Determine the number of lines in the data that include the word "Christmas", and write only that number.

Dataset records
===

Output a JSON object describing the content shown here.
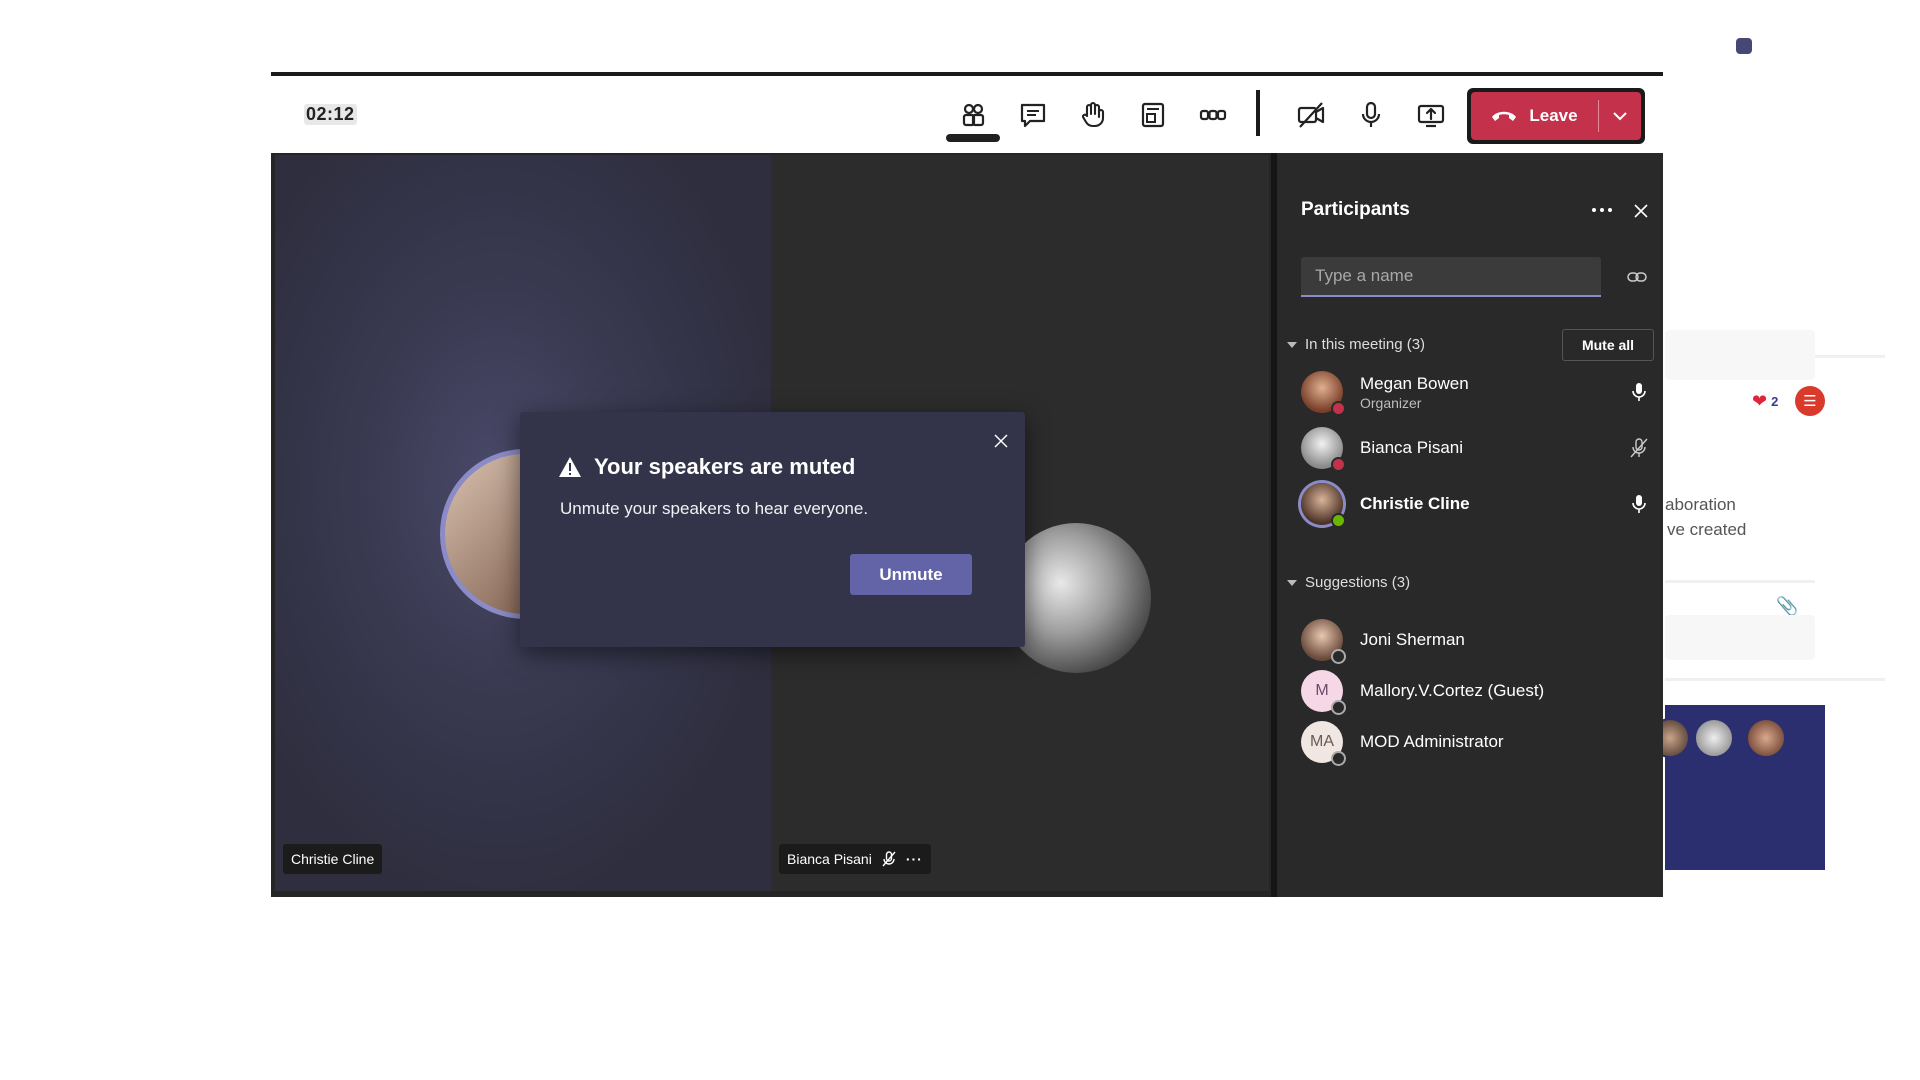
{
  "toolbar": {
    "timer": "02:12",
    "buttons": [
      "show-participants",
      "show-conversation",
      "raise-hand",
      "breakout-rooms",
      "more-actions",
      "camera-off",
      "mic",
      "share-tray"
    ],
    "leave_label": "Leave"
  },
  "stage": {
    "tiles": [
      {
        "name": "Christie Cline"
      },
      {
        "name": "Bianca Pisani",
        "muted": true
      }
    ]
  },
  "dialog": {
    "title": "Your speakers are muted",
    "body": "Unmute your speakers to hear everyone.",
    "button": "Unmute"
  },
  "panel": {
    "title": "Participants",
    "search_placeholder": "Type a name",
    "in_meeting_label": "In this meeting (3)",
    "mute_all_label": "Mute all",
    "suggestions_label": "Suggestions (3)",
    "in_meeting": [
      {
        "name": "Megan Bowen",
        "role": "Organizer",
        "presence": "busy",
        "mic": "on"
      },
      {
        "name": "Bianca Pisani",
        "role": "",
        "presence": "busy",
        "mic": "muted"
      },
      {
        "name": "Christie Cline",
        "role": "",
        "presence": "available",
        "mic": "on"
      }
    ],
    "suggestions": [
      {
        "name": "Joni Sherman",
        "initials": ""
      },
      {
        "name": "Mallory.V.Cortez (Guest)",
        "initials": "M"
      },
      {
        "name": "MOD Administrator",
        "initials": "MA"
      }
    ]
  },
  "background": {
    "text_1": "aboration",
    "text_2": "ve created",
    "reaction_count": "2"
  },
  "colors": {
    "accent": "#6264a7",
    "leave": "#c4314b",
    "busy": "#c4314b",
    "available": "#6bb700",
    "panel": "#292929"
  }
}
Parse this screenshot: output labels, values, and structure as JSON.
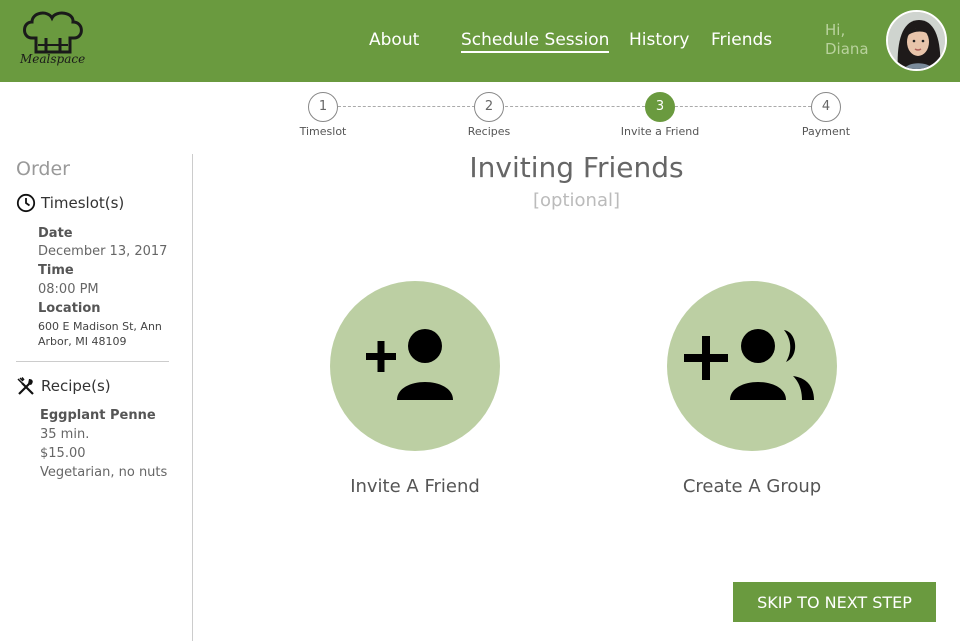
{
  "header": {
    "logo_text": "Mealspace",
    "nav": [
      {
        "label": "About"
      },
      {
        "label": "Schedule Session"
      },
      {
        "label": "History"
      },
      {
        "label": "Friends"
      }
    ],
    "greeting_hi": "Hi,",
    "greeting_name": "Diana",
    "brand_color": "#6a9a3f"
  },
  "stepper": {
    "steps": [
      {
        "number": "1",
        "label": "Timeslot"
      },
      {
        "number": "2",
        "label": "Recipes"
      },
      {
        "number": "3",
        "label": "Invite a Friend"
      },
      {
        "number": "4",
        "label": "Payment"
      }
    ],
    "active_step": 3
  },
  "sidebar": {
    "title": "Order",
    "timeslot": {
      "heading": "Timeslot(s)",
      "date_label": "Date",
      "date_value": "December 13, 2017",
      "time_label": "Time",
      "time_value": "08:00 PM",
      "location_label": "Location",
      "location_value": "600 E Madison St, Ann Arbor, MI 48109"
    },
    "recipes": {
      "heading": "Recipe(s)",
      "name": "Eggplant Penne",
      "duration": "35 min.",
      "price": "$15.00",
      "notes": "Vegetarian, no nuts"
    }
  },
  "main": {
    "title": "Inviting Friends",
    "subtitle": "[optional]",
    "options": [
      {
        "label": "Invite A Friend",
        "icon": "add-person-icon"
      },
      {
        "label": "Create A Group",
        "icon": "add-group-icon"
      }
    ],
    "skip_label": "SKIP TO NEXT STEP"
  }
}
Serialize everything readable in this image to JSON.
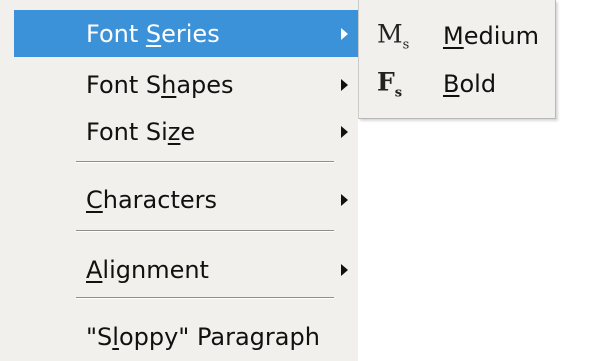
{
  "menu": {
    "items": [
      {
        "pre": "Font ",
        "ul": "S",
        "post": "eries"
      },
      {
        "pre": "Font S",
        "ul": "h",
        "post": "apes"
      },
      {
        "pre": "Font Si",
        "ul": "z",
        "post": "e"
      },
      {
        "pre": "",
        "ul": "C",
        "post": "haracters"
      },
      {
        "pre": "",
        "ul": "A",
        "post": "lignment"
      },
      {
        "pre": "\"S",
        "ul": "l",
        "post": "oppy\" Paragraph"
      }
    ]
  },
  "submenu": {
    "items": [
      {
        "icon_char": "M",
        "icon_sub": "s",
        "ul": "M",
        "post": "edium"
      },
      {
        "icon_char": "F",
        "icon_sub": "s",
        "ul": "B",
        "post": "old"
      }
    ]
  },
  "colors": {
    "highlight": "#3b92d8",
    "menu_bg": "#f1f0ec"
  }
}
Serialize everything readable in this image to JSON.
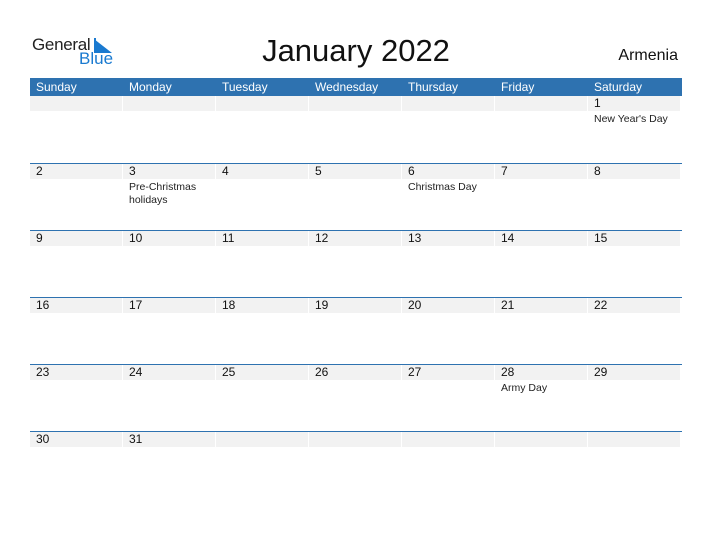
{
  "logo": {
    "general": "General",
    "blue": "Blue"
  },
  "header": {
    "title": "January 2022",
    "country": "Armenia"
  },
  "days": [
    "Sunday",
    "Monday",
    "Tuesday",
    "Wednesday",
    "Thursday",
    "Friday",
    "Saturday"
  ],
  "weeks": [
    [
      {
        "n": ""
      },
      {
        "n": ""
      },
      {
        "n": ""
      },
      {
        "n": ""
      },
      {
        "n": ""
      },
      {
        "n": ""
      },
      {
        "n": "1",
        "h": "New Year's Day"
      }
    ],
    [
      {
        "n": "2"
      },
      {
        "n": "3",
        "h": "Pre-Christmas holidays"
      },
      {
        "n": "4"
      },
      {
        "n": "5"
      },
      {
        "n": "6",
        "h": "Christmas Day"
      },
      {
        "n": "7"
      },
      {
        "n": "8"
      }
    ],
    [
      {
        "n": "9"
      },
      {
        "n": "10"
      },
      {
        "n": "11"
      },
      {
        "n": "12"
      },
      {
        "n": "13"
      },
      {
        "n": "14"
      },
      {
        "n": "15"
      }
    ],
    [
      {
        "n": "16"
      },
      {
        "n": "17"
      },
      {
        "n": "18"
      },
      {
        "n": "19"
      },
      {
        "n": "20"
      },
      {
        "n": "21"
      },
      {
        "n": "22"
      }
    ],
    [
      {
        "n": "23"
      },
      {
        "n": "24"
      },
      {
        "n": "25"
      },
      {
        "n": "26"
      },
      {
        "n": "27"
      },
      {
        "n": "28",
        "h": "Army Day"
      },
      {
        "n": "29"
      }
    ],
    [
      {
        "n": "30"
      },
      {
        "n": "31"
      },
      {
        "n": ""
      },
      {
        "n": ""
      },
      {
        "n": ""
      },
      {
        "n": ""
      },
      {
        "n": ""
      }
    ]
  ],
  "colors": {
    "accent": "#2e72b0",
    "band": "#f2f2f2",
    "logo_blue": "#1a7ad0"
  }
}
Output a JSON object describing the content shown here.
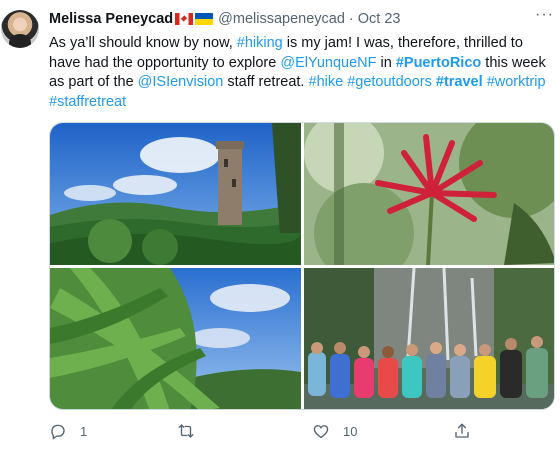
{
  "author": {
    "name": "Melissa Peneycad",
    "handle": "@melissapeneycad",
    "separator": "·",
    "date": "Oct 23",
    "flags": [
      "canada-flag",
      "ukraine-flag"
    ]
  },
  "tweet": {
    "segments": [
      {
        "text": "As ya’ll should know by now, ",
        "style": "plain"
      },
      {
        "text": "#hiking",
        "style": "link"
      },
      {
        "text": " is my jam! I was, therefore, thrilled to have had the opportunity to explore ",
        "style": "plain"
      },
      {
        "text": "@ElYunqueNF",
        "style": "link"
      },
      {
        "text": " in ",
        "style": "plain"
      },
      {
        "text": "#PuertoRico",
        "style": "bold-link"
      },
      {
        "text": " this week as part of the ",
        "style": "plain"
      },
      {
        "text": "@ISIenvision",
        "style": "link"
      },
      {
        "text": " staff retreat. ",
        "style": "plain"
      },
      {
        "text": "#hike",
        "style": "link"
      },
      {
        "text": " ",
        "style": "plain"
      },
      {
        "text": "#getoutdoors",
        "style": "link"
      },
      {
        "text": " ",
        "style": "plain"
      },
      {
        "text": "#travel",
        "style": "bold-link"
      },
      {
        "text": " ",
        "style": "plain"
      },
      {
        "text": "#worktrip",
        "style": "link"
      },
      {
        "text": " ",
        "style": "plain"
      },
      {
        "text": "#staffretreat",
        "style": "link"
      }
    ]
  },
  "media": {
    "photos": [
      {
        "name": "photo-tower-rainforest"
      },
      {
        "name": "photo-red-flower"
      },
      {
        "name": "photo-palm-leaves"
      },
      {
        "name": "photo-group-waterfall"
      }
    ]
  },
  "actions": {
    "reply_count": "1",
    "retweet_count": "",
    "like_count": "10",
    "icons": [
      "reply-icon",
      "retweet-icon",
      "like-icon",
      "share-icon"
    ]
  },
  "colors": {
    "link": "#1d9bf0",
    "text": "#0f1419",
    "muted": "#536471",
    "border": "#cfd9de"
  }
}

===

**The response**
2